>> start
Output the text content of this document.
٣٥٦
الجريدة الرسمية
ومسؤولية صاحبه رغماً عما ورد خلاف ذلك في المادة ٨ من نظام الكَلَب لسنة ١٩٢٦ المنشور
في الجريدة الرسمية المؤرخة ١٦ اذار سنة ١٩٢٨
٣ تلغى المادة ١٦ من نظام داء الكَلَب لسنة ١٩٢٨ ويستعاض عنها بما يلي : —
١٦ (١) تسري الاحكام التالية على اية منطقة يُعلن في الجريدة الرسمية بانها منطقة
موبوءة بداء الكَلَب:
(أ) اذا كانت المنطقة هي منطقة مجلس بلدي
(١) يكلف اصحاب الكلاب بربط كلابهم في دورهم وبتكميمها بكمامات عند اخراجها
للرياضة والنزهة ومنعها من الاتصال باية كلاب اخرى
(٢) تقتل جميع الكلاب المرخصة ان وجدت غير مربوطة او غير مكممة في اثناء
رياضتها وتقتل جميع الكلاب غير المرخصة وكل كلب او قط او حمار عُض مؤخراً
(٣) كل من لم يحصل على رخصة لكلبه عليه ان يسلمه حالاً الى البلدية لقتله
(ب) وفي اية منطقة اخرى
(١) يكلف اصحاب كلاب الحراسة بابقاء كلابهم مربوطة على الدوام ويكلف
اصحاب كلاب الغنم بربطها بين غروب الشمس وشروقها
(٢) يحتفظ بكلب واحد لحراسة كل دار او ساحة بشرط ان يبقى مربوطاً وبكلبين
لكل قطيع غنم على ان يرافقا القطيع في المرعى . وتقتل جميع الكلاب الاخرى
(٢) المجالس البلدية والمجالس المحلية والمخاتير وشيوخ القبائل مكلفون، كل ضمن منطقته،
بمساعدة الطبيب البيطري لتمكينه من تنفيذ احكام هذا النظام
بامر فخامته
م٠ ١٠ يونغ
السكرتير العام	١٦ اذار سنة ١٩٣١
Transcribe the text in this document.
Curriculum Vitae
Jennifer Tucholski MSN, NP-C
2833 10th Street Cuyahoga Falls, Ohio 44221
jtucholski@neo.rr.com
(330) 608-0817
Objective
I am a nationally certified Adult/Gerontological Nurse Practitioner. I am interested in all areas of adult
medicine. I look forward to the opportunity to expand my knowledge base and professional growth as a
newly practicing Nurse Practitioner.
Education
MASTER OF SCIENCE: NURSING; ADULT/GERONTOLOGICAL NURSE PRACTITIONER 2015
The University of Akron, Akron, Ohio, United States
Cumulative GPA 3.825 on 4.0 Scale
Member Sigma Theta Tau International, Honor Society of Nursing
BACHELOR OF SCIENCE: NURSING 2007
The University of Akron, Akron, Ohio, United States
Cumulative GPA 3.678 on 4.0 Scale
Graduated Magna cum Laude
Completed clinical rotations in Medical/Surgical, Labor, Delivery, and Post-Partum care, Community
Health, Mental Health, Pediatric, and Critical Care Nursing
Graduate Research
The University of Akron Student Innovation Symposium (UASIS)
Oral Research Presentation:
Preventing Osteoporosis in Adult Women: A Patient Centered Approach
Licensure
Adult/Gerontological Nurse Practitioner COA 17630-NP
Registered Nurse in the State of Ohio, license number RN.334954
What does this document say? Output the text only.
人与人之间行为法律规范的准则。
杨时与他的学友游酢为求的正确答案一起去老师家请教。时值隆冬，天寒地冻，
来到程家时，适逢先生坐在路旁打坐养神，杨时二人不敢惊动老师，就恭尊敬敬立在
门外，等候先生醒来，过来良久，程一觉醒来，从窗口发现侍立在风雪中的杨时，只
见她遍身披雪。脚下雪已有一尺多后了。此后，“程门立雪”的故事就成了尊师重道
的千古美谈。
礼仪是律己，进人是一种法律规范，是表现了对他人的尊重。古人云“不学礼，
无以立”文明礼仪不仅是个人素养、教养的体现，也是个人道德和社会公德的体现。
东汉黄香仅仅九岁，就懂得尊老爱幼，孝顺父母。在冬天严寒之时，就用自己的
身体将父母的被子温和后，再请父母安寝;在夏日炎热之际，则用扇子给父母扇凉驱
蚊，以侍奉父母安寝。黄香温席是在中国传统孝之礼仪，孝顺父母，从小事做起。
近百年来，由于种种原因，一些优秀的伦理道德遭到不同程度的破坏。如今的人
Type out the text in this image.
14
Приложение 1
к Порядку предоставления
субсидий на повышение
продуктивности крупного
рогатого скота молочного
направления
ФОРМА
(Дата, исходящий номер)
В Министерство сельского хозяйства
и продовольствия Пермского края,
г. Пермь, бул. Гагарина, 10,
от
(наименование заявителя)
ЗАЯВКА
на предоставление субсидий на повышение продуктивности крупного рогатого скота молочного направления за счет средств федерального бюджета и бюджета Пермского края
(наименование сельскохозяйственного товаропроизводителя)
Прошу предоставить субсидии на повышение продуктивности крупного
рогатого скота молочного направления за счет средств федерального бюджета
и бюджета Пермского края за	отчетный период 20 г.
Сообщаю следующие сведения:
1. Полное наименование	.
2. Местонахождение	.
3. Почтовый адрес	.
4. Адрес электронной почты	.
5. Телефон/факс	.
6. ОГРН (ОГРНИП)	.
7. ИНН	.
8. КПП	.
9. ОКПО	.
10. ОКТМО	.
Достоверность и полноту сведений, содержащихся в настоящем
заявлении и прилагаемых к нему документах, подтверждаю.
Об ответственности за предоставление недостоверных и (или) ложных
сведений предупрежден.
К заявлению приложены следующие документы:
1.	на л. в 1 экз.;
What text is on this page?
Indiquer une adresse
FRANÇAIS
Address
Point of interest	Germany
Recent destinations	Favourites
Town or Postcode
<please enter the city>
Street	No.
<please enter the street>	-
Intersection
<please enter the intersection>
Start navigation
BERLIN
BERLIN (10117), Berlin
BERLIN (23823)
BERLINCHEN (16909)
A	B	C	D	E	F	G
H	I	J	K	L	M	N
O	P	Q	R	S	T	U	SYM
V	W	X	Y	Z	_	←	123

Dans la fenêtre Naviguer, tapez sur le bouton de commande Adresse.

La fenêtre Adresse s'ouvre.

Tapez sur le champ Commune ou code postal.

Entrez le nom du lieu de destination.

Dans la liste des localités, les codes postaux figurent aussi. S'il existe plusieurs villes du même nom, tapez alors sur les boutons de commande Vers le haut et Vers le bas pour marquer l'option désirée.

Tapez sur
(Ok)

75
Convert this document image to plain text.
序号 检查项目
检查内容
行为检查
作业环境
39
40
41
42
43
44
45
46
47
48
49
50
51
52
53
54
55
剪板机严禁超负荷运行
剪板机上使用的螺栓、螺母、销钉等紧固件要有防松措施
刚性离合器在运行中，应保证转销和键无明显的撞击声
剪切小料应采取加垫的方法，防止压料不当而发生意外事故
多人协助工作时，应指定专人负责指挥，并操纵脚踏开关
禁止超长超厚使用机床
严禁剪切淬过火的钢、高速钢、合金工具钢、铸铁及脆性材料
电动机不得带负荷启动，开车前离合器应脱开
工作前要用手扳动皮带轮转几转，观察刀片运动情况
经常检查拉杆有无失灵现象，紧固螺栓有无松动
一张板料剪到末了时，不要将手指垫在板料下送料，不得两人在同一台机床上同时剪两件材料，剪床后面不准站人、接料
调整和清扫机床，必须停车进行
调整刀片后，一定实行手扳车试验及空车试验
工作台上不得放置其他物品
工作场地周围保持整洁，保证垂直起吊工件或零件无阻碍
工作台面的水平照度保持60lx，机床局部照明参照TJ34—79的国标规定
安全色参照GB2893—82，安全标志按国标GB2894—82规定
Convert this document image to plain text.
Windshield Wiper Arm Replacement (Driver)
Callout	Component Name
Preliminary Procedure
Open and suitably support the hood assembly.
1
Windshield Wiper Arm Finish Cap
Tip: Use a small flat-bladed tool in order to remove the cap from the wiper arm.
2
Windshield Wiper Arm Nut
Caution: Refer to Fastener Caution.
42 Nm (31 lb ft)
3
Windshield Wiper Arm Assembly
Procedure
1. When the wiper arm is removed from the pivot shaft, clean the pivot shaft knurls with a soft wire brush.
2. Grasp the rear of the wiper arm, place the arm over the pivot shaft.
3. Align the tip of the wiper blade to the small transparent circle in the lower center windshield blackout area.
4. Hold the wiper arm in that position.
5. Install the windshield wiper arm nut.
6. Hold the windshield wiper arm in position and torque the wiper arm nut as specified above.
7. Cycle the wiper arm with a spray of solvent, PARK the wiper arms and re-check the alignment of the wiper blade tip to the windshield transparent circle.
>> end
→ Aim of the task
Check each line of the data above for the string "مربوطة", then report how many lines have it, with no other words.

→ Exercise answer
2